Take the listing and print it in full, exactly as given.

— BEGIN RAW RECORDS —

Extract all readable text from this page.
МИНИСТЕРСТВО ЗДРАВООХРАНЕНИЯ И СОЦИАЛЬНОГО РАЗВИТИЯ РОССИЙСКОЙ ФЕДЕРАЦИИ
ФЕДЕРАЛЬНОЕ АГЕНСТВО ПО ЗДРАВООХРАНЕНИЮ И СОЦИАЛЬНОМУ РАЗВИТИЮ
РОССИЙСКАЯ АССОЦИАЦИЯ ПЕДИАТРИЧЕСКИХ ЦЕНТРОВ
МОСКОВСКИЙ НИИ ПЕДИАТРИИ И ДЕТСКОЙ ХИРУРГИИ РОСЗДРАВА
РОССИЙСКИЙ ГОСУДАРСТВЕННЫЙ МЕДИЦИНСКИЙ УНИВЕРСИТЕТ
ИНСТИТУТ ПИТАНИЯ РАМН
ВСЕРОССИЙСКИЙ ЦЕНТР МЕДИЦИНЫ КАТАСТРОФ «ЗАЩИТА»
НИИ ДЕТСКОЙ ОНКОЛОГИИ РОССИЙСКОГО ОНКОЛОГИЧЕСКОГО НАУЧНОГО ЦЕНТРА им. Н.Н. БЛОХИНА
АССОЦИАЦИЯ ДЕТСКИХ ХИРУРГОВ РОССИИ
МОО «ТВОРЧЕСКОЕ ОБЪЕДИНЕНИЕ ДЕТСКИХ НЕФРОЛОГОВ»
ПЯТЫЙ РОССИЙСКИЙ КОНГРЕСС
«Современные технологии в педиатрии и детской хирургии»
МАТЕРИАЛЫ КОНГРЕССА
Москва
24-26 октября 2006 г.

— END RAW RECORDS —

**THE SOLUTION**
Extract all readable text from this page.
МИНИСТЕРСТВО ЗДРАВООХРАНЕНИЯ И СОЦИАЛЬНОГО РАЗВИТИЯ РОССИЙСКОЙ ФЕДЕРАЦИИ
ФЕДЕРАЛЬНОЕ АГЕНСТВО ПО ЗДРАВООХРАНЕНИЮ И СОЦИАЛЬНОМУ РАЗВИТИЮ
РОССИЙСКАЯ АССОЦИАЦИЯ ПЕДИАТРИЧЕСКИХ ЦЕНТРОВ
МОСКОВСКИЙ НИИ ПЕДИАТРИИ И ДЕТСКОЙ ХИРУРГИИ РОСЗДРАВА
РОССИЙСКИЙ ГОСУДАРСТВЕННЫЙ МЕДИЦИНСКИЙ УНИВЕРСИТЕТ
ИНСТИТУТ ПИТАНИЯ РАМН
ВСЕРОССИЙСКИЙ ЦЕНТР МЕДИЦИНЫ КАТАСТРОФ «ЗАЩИТА»
НИИ ДЕТСКОЙ ОНКОЛОГИИ РОССИЙСКОГО ОНКОЛОГИЧЕСКОГО НАУЧНОГО ЦЕНТРА им. Н.Н. БЛОХИНА
АССОЦИАЦИЯ ДЕТСКИХ ХИРУРГОВ РОССИИ
МОО «ТВОРЧЕСКОЕ ОБЪЕДИНЕНИЕ ДЕТСКИХ НЕФРОЛОГОВ»
ПЯТЫЙ РОССИЙСКИЙ КОНГРЕСС
«Современные технологии в педиатрии и детской хирургии»
МАТЕРИАЛЫ КОНГРЕССА
Москва
24-26 октября 2006 г.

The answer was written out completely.